>> BEGIN Data lines

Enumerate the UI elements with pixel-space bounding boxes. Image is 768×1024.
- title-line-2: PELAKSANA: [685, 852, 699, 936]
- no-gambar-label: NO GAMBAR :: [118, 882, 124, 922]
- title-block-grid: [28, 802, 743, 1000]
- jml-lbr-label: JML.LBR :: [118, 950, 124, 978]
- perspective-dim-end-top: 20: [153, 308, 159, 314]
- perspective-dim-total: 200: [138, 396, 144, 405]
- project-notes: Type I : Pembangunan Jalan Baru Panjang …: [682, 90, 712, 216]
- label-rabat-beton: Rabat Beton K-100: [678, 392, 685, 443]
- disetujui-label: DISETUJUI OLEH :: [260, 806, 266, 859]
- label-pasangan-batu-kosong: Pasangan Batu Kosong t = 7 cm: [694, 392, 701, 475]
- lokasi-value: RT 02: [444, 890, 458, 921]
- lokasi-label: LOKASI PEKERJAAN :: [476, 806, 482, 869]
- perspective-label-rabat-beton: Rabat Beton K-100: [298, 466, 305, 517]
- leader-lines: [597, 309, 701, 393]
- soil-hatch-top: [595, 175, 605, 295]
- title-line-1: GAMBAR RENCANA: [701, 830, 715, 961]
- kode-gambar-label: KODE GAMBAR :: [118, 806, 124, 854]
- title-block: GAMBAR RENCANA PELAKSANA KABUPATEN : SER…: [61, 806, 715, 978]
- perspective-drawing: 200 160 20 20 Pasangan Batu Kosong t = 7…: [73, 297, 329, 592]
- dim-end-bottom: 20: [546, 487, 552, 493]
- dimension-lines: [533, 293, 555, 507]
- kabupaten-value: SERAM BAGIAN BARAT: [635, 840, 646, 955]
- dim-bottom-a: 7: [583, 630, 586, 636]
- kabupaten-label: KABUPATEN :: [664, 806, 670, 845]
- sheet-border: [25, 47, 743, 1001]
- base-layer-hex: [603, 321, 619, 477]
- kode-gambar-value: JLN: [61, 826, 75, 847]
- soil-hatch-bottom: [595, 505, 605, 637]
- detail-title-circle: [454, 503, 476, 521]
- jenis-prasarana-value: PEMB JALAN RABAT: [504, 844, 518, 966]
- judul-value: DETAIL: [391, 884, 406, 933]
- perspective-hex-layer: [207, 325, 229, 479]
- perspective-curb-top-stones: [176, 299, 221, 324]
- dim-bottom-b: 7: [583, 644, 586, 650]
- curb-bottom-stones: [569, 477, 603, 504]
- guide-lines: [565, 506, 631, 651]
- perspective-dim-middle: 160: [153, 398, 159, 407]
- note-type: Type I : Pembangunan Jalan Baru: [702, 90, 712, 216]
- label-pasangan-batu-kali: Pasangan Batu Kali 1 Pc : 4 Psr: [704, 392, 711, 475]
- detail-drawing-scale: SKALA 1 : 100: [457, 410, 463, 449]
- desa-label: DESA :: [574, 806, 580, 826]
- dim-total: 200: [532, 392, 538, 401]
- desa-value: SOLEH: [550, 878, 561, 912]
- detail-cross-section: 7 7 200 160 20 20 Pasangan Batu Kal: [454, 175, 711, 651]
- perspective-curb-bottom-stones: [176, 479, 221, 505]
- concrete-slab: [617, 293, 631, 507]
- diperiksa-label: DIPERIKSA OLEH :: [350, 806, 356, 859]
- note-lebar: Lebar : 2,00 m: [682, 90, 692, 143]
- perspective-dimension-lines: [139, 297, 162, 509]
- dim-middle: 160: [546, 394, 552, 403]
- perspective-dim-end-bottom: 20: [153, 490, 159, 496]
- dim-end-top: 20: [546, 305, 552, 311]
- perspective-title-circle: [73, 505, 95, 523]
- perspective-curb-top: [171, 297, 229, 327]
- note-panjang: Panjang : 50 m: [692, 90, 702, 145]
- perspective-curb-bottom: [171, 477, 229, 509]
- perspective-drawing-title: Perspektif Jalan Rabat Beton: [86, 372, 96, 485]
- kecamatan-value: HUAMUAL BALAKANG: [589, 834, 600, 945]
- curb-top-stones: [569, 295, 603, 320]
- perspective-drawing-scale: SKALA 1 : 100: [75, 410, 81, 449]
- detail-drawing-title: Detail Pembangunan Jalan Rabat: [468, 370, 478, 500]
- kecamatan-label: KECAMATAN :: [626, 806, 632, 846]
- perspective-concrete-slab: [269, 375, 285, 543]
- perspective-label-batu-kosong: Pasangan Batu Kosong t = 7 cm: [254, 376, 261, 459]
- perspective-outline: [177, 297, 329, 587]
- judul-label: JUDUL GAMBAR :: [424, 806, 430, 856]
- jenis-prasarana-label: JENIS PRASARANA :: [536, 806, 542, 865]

>> END Data lines

> [The exercise] Please reproduce all of the data above, word for word.

> [The result]
Enumerate the UI elements with pixel-space bounding boxes. Image is 768×1024.
- title-line-2: PELAKSANA: [685, 852, 699, 936]
- no-gambar-label: NO GAMBAR :: [118, 882, 124, 922]
- title-block-grid: [28, 802, 743, 1000]
- jml-lbr-label: JML.LBR :: [118, 950, 124, 978]
- perspective-dim-end-top: 20: [153, 308, 159, 314]
- perspective-dim-total: 200: [138, 396, 144, 405]
- project-notes: Type I : Pembangunan Jalan Baru Panjang …: [682, 90, 712, 216]
- label-rabat-beton: Rabat Beton K-100: [678, 392, 685, 443]
- disetujui-label: DISETUJUI OLEH :: [260, 806, 266, 859]
- label-pasangan-batu-kosong: Pasangan Batu Kosong t = 7 cm: [694, 392, 701, 475]
- lokasi-value: RT 02: [444, 890, 458, 921]
- lokasi-label: LOKASI PEKERJAAN :: [476, 806, 482, 869]
- perspective-label-rabat-beton: Rabat Beton K-100: [298, 466, 305, 517]
- leader-lines: [597, 309, 701, 393]
- soil-hatch-top: [595, 175, 605, 295]
- title-line-1: GAMBAR RENCANA: [701, 830, 715, 961]
- kode-gambar-label: KODE GAMBAR :: [118, 806, 124, 854]
- title-block: GAMBAR RENCANA PELAKSANA KABUPATEN : SER…: [61, 806, 715, 978]
- perspective-drawing: 200 160 20 20 Pasangan Batu Kosong t = 7…: [73, 297, 329, 592]
- dim-end-bottom: 20: [546, 487, 552, 493]
- dimension-lines: [533, 293, 555, 507]
- kabupaten-value: SERAM BAGIAN BARAT: [635, 840, 646, 955]
- dim-bottom-a: 7: [583, 630, 586, 636]
- kabupaten-label: KABUPATEN :: [664, 806, 670, 845]
- sheet-border: [25, 47, 743, 1001]
- base-layer-hex: [603, 321, 619, 477]
- kode-gambar-value: JLN: [61, 826, 75, 847]
- soil-hatch-bottom: [595, 505, 605, 637]
- detail-title-circle: [454, 503, 476, 521]
- jenis-prasarana-value: PEMB JALAN RABAT: [504, 844, 518, 966]
- judul-value: DETAIL: [391, 884, 406, 933]
- perspective-hex-layer: [207, 325, 229, 479]
- perspective-curb-top-stones: [176, 299, 221, 324]
- dim-bottom-b: 7: [583, 644, 586, 650]
- curb-bottom-stones: [569, 477, 603, 504]
- guide-lines: [565, 506, 631, 651]
- perspective-dim-middle: 160: [153, 398, 159, 407]
- note-type: Type I : Pembangunan Jalan Baru: [702, 90, 712, 216]
- label-pasangan-batu-kali: Pasangan Batu Kali 1 Pc : 4 Psr: [704, 392, 711, 475]
- detail-drawing-scale: SKALA 1 : 100: [457, 410, 463, 449]
- desa-label: DESA :: [574, 806, 580, 826]
- dim-total: 200: [532, 392, 538, 401]
- desa-value: SOLEH: [550, 878, 561, 912]
- detail-cross-section: 7 7 200 160 20 20 Pasangan Batu Kal: [454, 175, 711, 651]
- perspective-curb-bottom-stones: [176, 479, 221, 505]
- concrete-slab: [617, 293, 631, 507]
- diperiksa-label: DIPERIKSA OLEH :: [350, 806, 356, 859]
- note-lebar: Lebar : 2,00 m: [682, 90, 692, 143]
- perspective-dimension-lines: [139, 297, 162, 509]
- dim-middle: 160: [546, 394, 552, 403]
- perspective-dim-end-bottom: 20: [153, 490, 159, 496]
- dim-end-top: 20: [546, 305, 552, 311]
- perspective-title-circle: [73, 505, 95, 523]
- perspective-curb-top: [171, 297, 229, 327]
- note-panjang: Panjang : 50 m: [692, 90, 702, 145]
- perspective-curb-bottom: [171, 477, 229, 509]
- perspective-drawing-title: Perspektif Jalan Rabat Beton: [86, 372, 96, 485]
- kecamatan-value: HUAMUAL BALAKANG: [589, 834, 600, 945]
- curb-top-stones: [569, 295, 603, 320]
- perspective-drawing-scale: SKALA 1 : 100: [75, 410, 81, 449]
- detail-drawing-title: Detail Pembangunan Jalan Rabat: [468, 370, 478, 500]
- kecamatan-label: KECAMATAN :: [626, 806, 632, 846]
- perspective-concrete-slab: [269, 375, 285, 543]
- perspective-label-batu-kosong: Pasangan Batu Kosong t = 7 cm: [254, 376, 261, 459]
- perspective-outline: [177, 297, 329, 587]
- judul-label: JUDUL GAMBAR :: [424, 806, 430, 856]
- jenis-prasarana-label: JENIS PRASARANA :: [536, 806, 542, 865]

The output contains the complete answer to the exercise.